REQUIREMENTS => Under this task are some entries; return every one of them exactly.

MATERIAL SUPPLIED =>
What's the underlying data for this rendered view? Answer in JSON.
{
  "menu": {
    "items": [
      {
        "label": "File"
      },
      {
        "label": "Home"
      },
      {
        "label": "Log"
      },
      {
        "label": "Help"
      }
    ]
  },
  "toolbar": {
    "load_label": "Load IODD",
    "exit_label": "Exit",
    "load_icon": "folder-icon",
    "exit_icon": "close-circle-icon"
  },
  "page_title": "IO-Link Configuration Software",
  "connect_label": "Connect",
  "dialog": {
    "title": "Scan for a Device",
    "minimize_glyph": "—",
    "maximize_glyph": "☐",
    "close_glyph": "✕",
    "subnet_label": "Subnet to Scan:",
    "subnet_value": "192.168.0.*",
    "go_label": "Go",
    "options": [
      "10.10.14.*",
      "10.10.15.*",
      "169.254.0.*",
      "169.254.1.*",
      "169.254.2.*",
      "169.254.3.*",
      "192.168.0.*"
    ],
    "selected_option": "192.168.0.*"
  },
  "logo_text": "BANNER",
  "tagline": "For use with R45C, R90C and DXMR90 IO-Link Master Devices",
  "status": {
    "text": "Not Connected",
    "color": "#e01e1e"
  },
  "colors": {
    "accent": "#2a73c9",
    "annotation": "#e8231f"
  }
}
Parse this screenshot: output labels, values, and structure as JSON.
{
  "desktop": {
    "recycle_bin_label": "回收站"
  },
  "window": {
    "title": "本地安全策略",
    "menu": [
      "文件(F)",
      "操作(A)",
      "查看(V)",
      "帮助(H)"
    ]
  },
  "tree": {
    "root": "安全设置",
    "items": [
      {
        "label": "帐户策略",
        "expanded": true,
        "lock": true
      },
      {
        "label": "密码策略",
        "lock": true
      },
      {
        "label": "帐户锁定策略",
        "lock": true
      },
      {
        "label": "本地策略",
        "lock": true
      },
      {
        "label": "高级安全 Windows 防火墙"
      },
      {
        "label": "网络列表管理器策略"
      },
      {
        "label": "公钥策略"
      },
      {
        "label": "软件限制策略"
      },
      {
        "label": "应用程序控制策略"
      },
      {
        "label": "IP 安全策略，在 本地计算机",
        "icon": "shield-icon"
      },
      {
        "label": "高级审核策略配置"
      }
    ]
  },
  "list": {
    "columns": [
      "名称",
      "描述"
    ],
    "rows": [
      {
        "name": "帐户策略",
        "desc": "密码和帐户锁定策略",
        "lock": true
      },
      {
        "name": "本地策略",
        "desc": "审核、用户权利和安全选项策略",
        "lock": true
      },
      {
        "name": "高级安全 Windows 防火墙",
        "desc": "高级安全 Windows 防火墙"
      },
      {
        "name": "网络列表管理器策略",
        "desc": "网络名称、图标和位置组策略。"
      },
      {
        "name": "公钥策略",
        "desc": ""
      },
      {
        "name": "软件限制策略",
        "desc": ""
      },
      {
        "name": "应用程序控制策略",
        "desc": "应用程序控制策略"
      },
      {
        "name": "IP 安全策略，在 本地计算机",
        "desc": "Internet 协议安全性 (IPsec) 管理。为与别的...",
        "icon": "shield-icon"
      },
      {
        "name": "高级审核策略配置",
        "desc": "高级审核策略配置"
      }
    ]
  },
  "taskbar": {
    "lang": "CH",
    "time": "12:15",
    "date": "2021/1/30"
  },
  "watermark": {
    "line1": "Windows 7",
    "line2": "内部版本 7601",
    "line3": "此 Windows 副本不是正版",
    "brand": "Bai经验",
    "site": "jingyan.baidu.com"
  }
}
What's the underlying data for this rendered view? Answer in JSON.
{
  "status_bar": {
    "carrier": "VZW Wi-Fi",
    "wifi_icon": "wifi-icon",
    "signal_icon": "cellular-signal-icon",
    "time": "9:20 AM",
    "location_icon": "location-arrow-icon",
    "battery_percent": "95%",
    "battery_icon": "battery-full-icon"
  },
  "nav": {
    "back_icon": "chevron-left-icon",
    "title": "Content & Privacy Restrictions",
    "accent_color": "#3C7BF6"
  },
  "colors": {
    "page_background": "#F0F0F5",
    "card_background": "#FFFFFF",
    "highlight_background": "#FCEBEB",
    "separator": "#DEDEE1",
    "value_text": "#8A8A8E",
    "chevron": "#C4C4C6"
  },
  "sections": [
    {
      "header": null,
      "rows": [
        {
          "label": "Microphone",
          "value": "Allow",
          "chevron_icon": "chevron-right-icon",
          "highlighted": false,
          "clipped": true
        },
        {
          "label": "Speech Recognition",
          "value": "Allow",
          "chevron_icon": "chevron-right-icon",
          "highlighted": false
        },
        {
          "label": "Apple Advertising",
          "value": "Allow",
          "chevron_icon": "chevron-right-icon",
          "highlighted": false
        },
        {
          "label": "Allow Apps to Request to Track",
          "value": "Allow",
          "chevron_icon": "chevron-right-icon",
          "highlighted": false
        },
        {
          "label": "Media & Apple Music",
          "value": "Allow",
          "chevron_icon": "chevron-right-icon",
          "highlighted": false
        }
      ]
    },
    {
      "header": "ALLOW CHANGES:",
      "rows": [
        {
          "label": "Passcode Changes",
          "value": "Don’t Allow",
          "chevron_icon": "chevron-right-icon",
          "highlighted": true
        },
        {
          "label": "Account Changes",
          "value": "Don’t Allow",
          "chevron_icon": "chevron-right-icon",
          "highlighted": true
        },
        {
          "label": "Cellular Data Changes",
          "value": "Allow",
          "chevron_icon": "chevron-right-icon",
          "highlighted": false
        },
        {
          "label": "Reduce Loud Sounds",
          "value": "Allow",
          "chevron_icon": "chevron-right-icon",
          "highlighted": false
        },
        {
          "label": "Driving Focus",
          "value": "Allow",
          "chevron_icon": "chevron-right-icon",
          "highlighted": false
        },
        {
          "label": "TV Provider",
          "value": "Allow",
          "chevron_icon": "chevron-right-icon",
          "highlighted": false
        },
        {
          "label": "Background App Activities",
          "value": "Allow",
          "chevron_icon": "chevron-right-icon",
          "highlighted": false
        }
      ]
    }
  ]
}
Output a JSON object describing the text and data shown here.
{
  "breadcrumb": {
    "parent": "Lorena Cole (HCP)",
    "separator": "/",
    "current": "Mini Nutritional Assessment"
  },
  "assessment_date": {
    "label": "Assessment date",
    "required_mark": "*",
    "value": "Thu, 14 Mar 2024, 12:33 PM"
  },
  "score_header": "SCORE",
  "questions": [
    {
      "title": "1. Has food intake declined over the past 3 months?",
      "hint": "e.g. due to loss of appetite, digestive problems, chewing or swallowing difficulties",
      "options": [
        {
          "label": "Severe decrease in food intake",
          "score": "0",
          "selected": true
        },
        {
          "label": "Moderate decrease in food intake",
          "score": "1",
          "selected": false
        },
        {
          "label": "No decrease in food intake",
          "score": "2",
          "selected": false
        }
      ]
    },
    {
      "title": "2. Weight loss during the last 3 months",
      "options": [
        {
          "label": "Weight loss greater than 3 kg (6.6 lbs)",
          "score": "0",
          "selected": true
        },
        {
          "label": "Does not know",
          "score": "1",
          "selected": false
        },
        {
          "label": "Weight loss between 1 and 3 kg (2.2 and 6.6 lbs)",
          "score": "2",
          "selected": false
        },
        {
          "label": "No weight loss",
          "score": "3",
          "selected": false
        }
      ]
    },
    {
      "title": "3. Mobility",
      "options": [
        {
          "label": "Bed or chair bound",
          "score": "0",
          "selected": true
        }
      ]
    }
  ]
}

RESPONSE =>
What's the underlying data for this rendered view? Answer in JSON.
{
  "menu": {
    "items": [
      {
        "label": "File"
      },
      {
        "label": "Home"
      },
      {
        "label": "Log"
      },
      {
        "label": "Help"
      }
    ]
  },
  "toolbar": {
    "load_label": "Load IODD",
    "exit_label": "Exit",
    "load_icon": "folder-icon",
    "exit_icon": "close-circle-icon"
  },
  "page_title": "IO-Link Configuration Software",
  "connect_label": "Connect",
  "dialog": {
    "title": "Scan for a Device",
    "minimize_glyph": "—",
    "maximize_glyph": "☐",
    "close_glyph": "✕",
    "subnet_label": "Subnet to Scan:",
    "subnet_value": "192.168.0.*",
    "go_label": "Go",
    "options": [
      "10.10.14.*",
      "10.10.15.*",
      "169.254.0.*",
      "169.254.1.*",
      "169.254.2.*",
      "169.254.3.*",
      "192.168.0.*"
    ],
    "selected_option": "192.168.0.*"
  },
  "logo_text": "BANNER",
  "tagline": "For use with R45C, R90C and DXMR90 IO-Link Master Devices",
  "status": {
    "text": "Not Connected",
    "color": "#e01e1e"
  },
  "colors": {
    "accent": "#2a73c9",
    "annotation": "#e8231f"
  }
}
Parse this screenshot: output labels, values, and structure as JSON.
{
  "desktop": {
    "recycle_bin_label": "回收站"
  },
  "window": {
    "title": "本地安全策略",
    "menu": [
      "文件(F)",
      "操作(A)",
      "查看(V)",
      "帮助(H)"
    ]
  },
  "tree": {
    "root": "安全设置",
    "items": [
      {
        "label": "帐户策略",
        "expanded": true,
        "lock": true
      },
      {
        "label": "密码策略",
        "lock": true
      },
      {
        "label": "帐户锁定策略",
        "lock": true
      },
      {
        "label": "本地策略",
        "lock": true
      },
      {
        "label": "高级安全 Windows 防火墙"
      },
      {
        "label": "网络列表管理器策略"
      },
      {
        "label": "公钥策略"
      },
      {
        "label": "软件限制策略"
      },
      {
        "label": "应用程序控制策略"
      },
      {
        "label": "IP 安全策略，在 本地计算机",
        "icon": "shield-icon"
      },
      {
        "label": "高级审核策略配置"
      }
    ]
  },
  "list": {
    "columns": [
      "名称",
      "描述"
    ],
    "rows": [
      {
        "name": "帐户策略",
        "desc": "密码和帐户锁定策略",
        "lock": true
      },
      {
        "name": "本地策略",
        "desc": "审核、用户权利和安全选项策略",
        "lock": true
      },
      {
        "name": "高级安全 Windows 防火墙",
        "desc": "高级安全 Windows 防火墙"
      },
      {
        "name": "网络列表管理器策略",
        "desc": "网络名称、图标和位置组策略。"
      },
      {
        "name": "公钥策略",
        "desc": ""
      },
      {
        "name": "软件限制策略",
        "desc": ""
      },
      {
        "name": "应用程序控制策略",
        "desc": "应用程序控制策略"
      },
      {
        "name": "IP 安全策略，在 本地计算机",
        "desc": "Internet 协议安全性 (IPsec) 管理。为与别的...",
        "icon": "shield-icon"
      },
      {
        "name": "高级审核策略配置",
        "desc": "高级审核策略配置"
      }
    ]
  },
  "taskbar": {
    "lang": "CH",
    "time": "12:15",
    "date": "2021/1/30"
  },
  "watermark": {
    "line1": "Windows 7",
    "line2": "内部版本 7601",
    "line3": "此 Windows 副本不是正版",
    "brand": "Bai经验",
    "site": "jingyan.baidu.com"
  }
}
What's the underlying data for this rendered view? Answer in JSON.
{
  "status_bar": {
    "carrier": "VZW Wi-Fi",
    "wifi_icon": "wifi-icon",
    "signal_icon": "cellular-signal-icon",
    "time": "9:20 AM",
    "location_icon": "location-arrow-icon",
    "battery_percent": "95%",
    "battery_icon": "battery-full-icon"
  },
  "nav": {
    "back_icon": "chevron-left-icon",
    "title": "Content & Privacy Restrictions",
    "accent_color": "#3C7BF6"
  },
  "colors": {
    "page_background": "#F0F0F5",
    "card_background": "#FFFFFF",
    "highlight_background": "#FCEBEB",
    "separator": "#DEDEE1",
    "value_text": "#8A8A8E",
    "chevron": "#C4C4C6"
  },
  "sections": [
    {
      "header": null,
      "rows": [
        {
          "label": "Microphone",
          "value": "Allow",
          "chevron_icon": "chevron-right-icon",
          "highlighted": false,
          "clipped": true
        },
        {
          "label": "Speech Recognition",
          "value": "Allow",
          "chevron_icon": "chevron-right-icon",
          "highlighted": false
        },
        {
          "label": "Apple Advertising",
          "value": "Allow",
          "chevron_icon": "chevron-right-icon",
          "highlighted": false
        },
        {
          "label": "Allow Apps to Request to Track",
          "value": "Allow",
          "chevron_icon": "chevron-right-icon",
          "highlighted": false
        },
        {
          "label": "Media & Apple Music",
          "value": "Allow",
          "chevron_icon": "chevron-right-icon",
          "highlighted": false
        }
      ]
    },
    {
      "header": "ALLOW CHANGES:",
      "rows": [
        {
          "label": "Passcode Changes",
          "value": "Don’t Allow",
          "chevron_icon": "chevron-right-icon",
          "highlighted": true
        },
        {
          "label": "Account Changes",
          "value": "Don’t Allow",
          "chevron_icon": "chevron-right-icon",
          "highlighted": true
        },
        {
          "label": "Cellular Data Changes",
          "value": "Allow",
          "chevron_icon": "chevron-right-icon",
          "highlighted": false
        },
        {
          "label": "Reduce Loud Sounds",
          "value": "Allow",
          "chevron_icon": "chevron-right-icon",
          "highlighted": false
        },
        {
          "label": "Driving Focus",
          "value": "Allow",
          "chevron_icon": "chevron-right-icon",
          "highlighted": false
        },
        {
          "label": "TV Provider",
          "value": "Allow",
          "chevron_icon": "chevron-right-icon",
          "highlighted": false
        },
        {
          "label": "Background App Activities",
          "value": "Allow",
          "chevron_icon": "chevron-right-icon",
          "highlighted": false
        }
      ]
    }
  ]
}
Output a JSON object describing the text and data shown here.
{
  "breadcrumb": {
    "parent": "Lorena Cole (HCP)",
    "separator": "/",
    "current": "Mini Nutritional Assessment"
  },
  "assessment_date": {
    "label": "Assessment date",
    "required_mark": "*",
    "value": "Thu, 14 Mar 2024, 12:33 PM"
  },
  "score_header": "SCORE",
  "questions": [
    {
      "title": "1. Has food intake declined over the past 3 months?",
      "hint": "e.g. due to loss of appetite, digestive problems, chewing or swallowing difficulties",
      "options": [
        {
          "label": "Severe decrease in food intake",
          "score": "0",
          "selected": true
        },
        {
          "label": "Moderate decrease in food intake",
          "score": "1",
          "selected": false
        },
        {
          "label": "No decrease in food intake",
          "score": "2",
          "selected": false
        }
      ]
    },
    {
      "title": "2. Weight loss during the last 3 months",
      "options": [
        {
          "label": "Weight loss greater than 3 kg (6.6 lbs)",
          "score": "0",
          "selected": true
        },
        {
          "label": "Does not know",
          "score": "1",
          "selected": false
        },
        {
          "label": "Weight loss between 1 and 3 kg (2.2 and 6.6 lbs)",
          "score": "2",
          "selected": false
        },
        {
          "label": "No weight loss",
          "score": "3",
          "selected": false
        }
      ]
    },
    {
      "title": "3. Mobility",
      "options": [
        {
          "label": "Bed or chair bound",
          "score": "0",
          "selected": true
        }
      ]
    }
  ]
}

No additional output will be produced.